━━ Dataset rows ━━

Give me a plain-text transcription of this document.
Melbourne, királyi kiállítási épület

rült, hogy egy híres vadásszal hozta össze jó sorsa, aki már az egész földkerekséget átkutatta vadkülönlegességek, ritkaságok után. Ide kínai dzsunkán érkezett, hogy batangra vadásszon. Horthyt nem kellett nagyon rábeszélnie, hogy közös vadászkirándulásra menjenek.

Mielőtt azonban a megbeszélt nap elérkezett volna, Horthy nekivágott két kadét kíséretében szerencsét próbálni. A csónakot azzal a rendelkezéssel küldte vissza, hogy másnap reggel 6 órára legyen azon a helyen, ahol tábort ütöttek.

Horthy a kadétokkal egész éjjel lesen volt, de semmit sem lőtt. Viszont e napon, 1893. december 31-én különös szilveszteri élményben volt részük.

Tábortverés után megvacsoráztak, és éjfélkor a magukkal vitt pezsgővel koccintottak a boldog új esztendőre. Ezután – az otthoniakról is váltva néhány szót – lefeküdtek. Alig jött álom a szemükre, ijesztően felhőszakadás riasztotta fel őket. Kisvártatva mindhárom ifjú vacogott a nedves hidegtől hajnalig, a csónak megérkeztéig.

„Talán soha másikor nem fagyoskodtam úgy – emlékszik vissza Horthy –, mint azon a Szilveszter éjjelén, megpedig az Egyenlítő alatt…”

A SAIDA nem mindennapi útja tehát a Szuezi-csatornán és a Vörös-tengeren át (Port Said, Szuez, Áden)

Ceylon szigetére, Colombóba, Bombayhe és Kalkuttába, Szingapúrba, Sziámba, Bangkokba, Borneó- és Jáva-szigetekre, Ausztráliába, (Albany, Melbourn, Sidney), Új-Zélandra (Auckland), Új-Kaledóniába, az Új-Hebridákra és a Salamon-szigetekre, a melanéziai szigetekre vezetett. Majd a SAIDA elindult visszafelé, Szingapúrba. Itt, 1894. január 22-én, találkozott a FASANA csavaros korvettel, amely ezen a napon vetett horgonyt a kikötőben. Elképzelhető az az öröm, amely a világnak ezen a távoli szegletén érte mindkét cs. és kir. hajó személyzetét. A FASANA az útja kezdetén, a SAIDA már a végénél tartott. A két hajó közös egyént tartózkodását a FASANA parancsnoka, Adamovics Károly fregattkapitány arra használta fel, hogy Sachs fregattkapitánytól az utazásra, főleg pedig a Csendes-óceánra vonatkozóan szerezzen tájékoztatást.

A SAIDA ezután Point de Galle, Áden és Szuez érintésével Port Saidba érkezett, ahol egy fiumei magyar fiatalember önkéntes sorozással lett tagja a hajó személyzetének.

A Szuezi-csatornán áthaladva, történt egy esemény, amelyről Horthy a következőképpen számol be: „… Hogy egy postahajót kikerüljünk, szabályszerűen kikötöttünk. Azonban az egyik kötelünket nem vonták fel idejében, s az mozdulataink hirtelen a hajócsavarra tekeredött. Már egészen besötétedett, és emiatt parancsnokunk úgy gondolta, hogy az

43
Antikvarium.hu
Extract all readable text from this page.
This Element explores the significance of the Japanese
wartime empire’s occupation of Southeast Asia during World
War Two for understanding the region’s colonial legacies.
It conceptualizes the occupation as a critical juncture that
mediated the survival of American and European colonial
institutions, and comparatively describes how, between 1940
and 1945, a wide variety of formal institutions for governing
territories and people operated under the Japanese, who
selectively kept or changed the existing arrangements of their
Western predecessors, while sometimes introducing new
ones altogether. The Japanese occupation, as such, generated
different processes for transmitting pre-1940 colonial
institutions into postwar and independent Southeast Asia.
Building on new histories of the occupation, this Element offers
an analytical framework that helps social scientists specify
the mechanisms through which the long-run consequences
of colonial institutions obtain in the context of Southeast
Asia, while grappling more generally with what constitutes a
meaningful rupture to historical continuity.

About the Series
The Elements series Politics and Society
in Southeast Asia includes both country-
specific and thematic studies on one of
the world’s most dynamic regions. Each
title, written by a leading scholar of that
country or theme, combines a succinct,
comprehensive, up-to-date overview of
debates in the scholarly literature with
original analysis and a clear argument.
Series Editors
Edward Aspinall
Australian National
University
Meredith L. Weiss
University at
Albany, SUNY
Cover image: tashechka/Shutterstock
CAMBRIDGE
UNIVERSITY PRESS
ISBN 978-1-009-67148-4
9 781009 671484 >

━━━

● **Stated task**
Scan the listing above and identify each line holding the string "ahol"; copy every such line.

● **Reply to the exercise**
Mielőtt azonban a megbeszélt nap elérkezett volna, Horthy nekivágott két kadét kíséretében szerencsét próbálni. A csónakot azzal a rendelkezéssel küldte vissza, hogy másnap reggel 6 órára legyen azon a helyen, ahol tábort ütöttek.
A SAIDA ezután Point de Galle, Áden és Szuez érintésével Port Saidba érkezett, ahol egy fiumei magyar fiatalember önkéntes sorozással lett tagja a hajó személyzetének.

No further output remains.